**SOURCE DATA:**
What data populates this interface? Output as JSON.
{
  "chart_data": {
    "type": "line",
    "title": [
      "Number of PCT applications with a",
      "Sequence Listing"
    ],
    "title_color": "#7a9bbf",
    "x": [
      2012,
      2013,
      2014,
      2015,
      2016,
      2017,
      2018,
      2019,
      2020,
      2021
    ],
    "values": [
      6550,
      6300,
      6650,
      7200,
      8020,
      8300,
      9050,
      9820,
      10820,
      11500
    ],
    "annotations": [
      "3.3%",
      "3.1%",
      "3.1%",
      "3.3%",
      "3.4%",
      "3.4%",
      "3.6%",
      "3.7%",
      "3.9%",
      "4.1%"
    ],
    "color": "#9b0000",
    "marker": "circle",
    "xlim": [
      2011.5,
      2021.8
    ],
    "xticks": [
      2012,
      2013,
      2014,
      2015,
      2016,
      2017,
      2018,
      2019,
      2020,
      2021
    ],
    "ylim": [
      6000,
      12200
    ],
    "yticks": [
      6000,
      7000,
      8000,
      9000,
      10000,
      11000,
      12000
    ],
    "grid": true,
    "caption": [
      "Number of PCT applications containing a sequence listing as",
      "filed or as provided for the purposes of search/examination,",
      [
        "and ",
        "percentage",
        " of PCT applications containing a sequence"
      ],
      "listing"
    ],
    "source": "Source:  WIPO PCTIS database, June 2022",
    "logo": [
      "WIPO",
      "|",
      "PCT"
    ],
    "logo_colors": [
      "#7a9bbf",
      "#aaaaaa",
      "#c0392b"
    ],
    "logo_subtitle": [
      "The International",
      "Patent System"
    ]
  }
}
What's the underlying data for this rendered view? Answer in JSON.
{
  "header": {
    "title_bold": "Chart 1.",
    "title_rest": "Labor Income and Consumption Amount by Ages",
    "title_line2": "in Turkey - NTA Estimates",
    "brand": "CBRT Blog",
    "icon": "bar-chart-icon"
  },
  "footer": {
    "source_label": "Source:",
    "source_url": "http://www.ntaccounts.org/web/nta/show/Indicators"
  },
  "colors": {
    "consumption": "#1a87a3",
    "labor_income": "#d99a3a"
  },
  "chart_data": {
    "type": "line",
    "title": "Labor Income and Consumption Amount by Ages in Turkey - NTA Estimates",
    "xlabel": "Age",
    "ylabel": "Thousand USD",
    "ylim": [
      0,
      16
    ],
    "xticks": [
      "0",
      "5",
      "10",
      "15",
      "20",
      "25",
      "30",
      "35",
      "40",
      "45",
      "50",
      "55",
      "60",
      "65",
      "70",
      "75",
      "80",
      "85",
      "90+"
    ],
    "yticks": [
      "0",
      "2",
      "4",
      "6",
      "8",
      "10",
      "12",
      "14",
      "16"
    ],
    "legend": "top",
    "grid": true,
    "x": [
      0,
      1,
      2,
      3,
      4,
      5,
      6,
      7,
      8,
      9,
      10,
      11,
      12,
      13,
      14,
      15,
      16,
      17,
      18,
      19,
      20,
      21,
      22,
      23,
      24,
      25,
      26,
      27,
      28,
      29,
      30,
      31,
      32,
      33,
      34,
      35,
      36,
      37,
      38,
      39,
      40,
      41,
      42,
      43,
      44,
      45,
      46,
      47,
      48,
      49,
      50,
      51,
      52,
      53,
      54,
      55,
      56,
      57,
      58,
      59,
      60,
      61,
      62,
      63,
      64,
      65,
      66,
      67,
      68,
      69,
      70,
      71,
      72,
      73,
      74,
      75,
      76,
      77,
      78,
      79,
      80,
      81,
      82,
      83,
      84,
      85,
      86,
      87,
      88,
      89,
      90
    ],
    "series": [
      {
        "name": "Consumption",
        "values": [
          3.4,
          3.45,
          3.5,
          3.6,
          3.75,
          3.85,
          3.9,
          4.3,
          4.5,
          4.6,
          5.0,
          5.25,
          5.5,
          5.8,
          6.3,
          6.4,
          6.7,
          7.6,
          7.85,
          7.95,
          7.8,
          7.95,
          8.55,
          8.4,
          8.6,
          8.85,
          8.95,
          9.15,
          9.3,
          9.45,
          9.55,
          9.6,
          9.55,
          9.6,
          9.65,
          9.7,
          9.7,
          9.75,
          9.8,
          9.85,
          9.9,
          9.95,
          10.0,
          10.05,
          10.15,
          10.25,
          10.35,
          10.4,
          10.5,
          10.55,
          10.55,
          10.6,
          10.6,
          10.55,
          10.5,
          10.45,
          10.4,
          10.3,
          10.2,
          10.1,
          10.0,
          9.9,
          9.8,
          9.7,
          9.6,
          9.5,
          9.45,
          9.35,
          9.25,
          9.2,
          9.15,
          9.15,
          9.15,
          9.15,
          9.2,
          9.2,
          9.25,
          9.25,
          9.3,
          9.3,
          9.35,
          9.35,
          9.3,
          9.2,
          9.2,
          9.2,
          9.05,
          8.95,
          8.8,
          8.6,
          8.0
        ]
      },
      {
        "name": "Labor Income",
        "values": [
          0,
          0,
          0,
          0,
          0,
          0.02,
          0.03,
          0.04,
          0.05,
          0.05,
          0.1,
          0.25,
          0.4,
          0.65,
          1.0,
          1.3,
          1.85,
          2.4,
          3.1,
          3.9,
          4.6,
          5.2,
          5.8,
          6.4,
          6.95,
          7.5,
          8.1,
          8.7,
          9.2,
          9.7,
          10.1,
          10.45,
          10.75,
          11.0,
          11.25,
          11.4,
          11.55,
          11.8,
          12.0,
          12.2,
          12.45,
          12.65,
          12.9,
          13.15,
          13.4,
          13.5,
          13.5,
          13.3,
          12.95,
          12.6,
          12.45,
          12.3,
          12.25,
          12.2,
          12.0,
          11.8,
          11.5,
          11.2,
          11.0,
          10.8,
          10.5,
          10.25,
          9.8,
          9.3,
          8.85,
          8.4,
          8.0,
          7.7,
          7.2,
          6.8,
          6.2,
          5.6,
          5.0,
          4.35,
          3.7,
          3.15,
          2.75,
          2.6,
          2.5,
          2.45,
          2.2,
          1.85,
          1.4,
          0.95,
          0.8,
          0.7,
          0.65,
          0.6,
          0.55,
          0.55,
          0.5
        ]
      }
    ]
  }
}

**YOUR TASK:**
Go through the records line by line and count those containing the string "WIPO". Give only the total.

**COMPLETED TASK:**
2